### INSTRUCTIONS FOR THE TASK
Copy each line of the records that holds the string "type".

## Start INPUT DATA

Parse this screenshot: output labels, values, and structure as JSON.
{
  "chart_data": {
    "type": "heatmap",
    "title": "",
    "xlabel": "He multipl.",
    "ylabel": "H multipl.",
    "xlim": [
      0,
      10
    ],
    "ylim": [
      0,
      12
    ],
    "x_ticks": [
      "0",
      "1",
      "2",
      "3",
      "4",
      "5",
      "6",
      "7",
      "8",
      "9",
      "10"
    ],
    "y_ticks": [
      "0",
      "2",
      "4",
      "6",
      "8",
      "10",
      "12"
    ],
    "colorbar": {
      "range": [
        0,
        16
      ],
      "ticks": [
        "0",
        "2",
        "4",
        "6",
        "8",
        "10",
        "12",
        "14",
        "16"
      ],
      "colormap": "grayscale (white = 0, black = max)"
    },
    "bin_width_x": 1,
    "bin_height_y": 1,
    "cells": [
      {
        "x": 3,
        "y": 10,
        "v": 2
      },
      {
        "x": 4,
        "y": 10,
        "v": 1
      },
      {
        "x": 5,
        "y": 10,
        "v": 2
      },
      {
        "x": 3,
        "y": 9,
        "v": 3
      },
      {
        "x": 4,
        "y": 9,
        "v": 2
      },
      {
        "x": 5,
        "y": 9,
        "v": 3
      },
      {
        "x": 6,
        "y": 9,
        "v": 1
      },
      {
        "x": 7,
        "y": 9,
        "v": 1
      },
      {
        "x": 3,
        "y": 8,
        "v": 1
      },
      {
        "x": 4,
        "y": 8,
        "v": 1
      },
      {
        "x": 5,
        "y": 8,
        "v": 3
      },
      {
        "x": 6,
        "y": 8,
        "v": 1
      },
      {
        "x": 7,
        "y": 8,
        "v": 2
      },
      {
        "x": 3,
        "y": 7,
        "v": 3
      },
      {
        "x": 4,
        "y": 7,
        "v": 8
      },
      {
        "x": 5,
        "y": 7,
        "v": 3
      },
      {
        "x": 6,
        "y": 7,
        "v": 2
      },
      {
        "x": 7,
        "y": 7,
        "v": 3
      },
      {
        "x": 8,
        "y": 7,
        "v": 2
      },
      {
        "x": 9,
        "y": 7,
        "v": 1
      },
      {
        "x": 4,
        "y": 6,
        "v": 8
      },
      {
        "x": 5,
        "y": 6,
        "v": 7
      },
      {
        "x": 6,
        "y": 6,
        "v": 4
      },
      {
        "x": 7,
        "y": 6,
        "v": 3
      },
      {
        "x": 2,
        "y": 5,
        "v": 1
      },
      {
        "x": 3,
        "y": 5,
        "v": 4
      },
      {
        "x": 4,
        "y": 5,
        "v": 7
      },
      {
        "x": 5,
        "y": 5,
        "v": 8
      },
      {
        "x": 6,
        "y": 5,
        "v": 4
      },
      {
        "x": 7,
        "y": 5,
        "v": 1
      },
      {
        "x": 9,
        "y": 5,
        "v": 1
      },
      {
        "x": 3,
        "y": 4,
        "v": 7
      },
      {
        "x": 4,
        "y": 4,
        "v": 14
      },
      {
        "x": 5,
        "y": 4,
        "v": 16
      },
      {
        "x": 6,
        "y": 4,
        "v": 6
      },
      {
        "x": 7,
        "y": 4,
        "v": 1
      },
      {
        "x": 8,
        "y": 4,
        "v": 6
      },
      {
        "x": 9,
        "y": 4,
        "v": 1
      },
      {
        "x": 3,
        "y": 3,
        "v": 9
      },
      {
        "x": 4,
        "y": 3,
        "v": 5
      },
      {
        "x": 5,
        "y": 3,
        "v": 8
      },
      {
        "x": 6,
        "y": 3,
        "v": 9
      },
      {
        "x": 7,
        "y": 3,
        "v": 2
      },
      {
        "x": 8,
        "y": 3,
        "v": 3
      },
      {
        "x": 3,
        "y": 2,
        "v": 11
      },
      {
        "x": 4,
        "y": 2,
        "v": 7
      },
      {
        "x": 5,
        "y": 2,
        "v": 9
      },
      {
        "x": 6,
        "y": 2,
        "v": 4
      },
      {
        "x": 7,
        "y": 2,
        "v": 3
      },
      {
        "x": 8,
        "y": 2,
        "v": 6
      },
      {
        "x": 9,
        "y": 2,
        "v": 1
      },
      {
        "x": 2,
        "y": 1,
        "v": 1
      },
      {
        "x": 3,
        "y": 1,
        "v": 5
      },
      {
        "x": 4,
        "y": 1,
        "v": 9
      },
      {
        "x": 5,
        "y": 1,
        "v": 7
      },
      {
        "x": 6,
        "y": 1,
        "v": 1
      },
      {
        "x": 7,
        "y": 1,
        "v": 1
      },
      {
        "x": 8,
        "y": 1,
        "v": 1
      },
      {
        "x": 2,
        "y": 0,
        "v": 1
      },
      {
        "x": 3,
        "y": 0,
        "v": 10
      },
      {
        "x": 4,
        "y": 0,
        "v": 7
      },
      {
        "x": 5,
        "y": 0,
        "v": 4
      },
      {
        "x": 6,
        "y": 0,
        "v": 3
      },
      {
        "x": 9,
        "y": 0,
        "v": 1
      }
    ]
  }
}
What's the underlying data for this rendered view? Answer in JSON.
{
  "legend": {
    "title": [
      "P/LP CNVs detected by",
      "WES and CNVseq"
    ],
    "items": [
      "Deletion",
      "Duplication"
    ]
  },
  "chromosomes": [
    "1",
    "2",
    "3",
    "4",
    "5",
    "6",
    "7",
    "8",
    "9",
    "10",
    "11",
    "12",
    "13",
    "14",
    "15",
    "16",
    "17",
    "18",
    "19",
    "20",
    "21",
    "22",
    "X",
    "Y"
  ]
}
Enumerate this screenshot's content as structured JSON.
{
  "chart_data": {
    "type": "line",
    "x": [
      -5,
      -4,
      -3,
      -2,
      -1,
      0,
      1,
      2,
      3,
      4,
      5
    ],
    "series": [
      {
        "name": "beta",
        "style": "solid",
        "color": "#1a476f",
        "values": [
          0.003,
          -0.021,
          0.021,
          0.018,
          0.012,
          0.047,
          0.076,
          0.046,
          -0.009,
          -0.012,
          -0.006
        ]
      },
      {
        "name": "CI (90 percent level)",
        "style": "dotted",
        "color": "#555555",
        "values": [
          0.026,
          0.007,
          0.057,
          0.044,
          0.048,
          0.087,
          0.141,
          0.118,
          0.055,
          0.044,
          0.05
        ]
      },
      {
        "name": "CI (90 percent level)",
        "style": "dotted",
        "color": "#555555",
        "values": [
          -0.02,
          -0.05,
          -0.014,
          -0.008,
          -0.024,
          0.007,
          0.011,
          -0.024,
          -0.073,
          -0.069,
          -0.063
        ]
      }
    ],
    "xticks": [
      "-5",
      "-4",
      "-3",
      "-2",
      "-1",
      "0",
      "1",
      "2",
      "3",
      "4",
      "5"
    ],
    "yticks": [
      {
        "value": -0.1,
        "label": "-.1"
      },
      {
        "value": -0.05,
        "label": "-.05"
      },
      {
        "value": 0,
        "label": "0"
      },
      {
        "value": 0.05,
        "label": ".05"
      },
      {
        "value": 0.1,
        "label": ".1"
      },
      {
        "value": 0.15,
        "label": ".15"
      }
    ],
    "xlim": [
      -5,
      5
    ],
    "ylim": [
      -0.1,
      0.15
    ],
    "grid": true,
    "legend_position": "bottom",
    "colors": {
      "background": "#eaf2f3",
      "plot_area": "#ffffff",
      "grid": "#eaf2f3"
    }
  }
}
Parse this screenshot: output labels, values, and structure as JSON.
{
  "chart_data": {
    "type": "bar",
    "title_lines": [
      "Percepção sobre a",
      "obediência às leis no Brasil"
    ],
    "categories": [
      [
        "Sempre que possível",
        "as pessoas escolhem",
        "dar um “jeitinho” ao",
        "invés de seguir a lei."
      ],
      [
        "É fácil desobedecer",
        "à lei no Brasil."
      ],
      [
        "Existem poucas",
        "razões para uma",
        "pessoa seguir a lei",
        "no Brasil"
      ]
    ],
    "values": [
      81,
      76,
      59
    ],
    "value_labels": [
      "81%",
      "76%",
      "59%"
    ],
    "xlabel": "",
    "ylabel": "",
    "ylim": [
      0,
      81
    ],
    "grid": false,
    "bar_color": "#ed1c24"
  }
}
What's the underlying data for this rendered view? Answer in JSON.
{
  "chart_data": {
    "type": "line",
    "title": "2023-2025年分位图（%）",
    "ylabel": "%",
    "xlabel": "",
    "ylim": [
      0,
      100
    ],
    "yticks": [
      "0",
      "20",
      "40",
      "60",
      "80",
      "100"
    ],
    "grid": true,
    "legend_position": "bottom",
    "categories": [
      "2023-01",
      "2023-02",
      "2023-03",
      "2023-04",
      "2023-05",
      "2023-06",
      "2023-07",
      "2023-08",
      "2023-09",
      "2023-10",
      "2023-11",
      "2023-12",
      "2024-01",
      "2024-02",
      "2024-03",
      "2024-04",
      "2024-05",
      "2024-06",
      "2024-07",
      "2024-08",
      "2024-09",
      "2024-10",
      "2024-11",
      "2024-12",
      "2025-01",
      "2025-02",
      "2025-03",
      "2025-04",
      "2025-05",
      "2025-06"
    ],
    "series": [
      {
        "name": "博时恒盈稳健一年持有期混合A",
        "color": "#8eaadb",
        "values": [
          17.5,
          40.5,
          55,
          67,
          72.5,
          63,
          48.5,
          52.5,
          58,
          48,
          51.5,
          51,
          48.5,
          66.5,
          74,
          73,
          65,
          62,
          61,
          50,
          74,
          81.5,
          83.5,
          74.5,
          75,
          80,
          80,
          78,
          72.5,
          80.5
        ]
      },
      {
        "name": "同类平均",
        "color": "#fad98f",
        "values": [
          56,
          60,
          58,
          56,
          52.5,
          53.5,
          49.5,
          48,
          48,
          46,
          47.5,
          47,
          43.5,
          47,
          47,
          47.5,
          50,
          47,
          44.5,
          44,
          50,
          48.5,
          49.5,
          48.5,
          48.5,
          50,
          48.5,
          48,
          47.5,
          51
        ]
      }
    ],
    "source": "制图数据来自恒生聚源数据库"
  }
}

## End INPUT DATA

### THE ANSWER
    "type": "heatmap",
    "type": "line",
    "type": "bar",
    "type": "line",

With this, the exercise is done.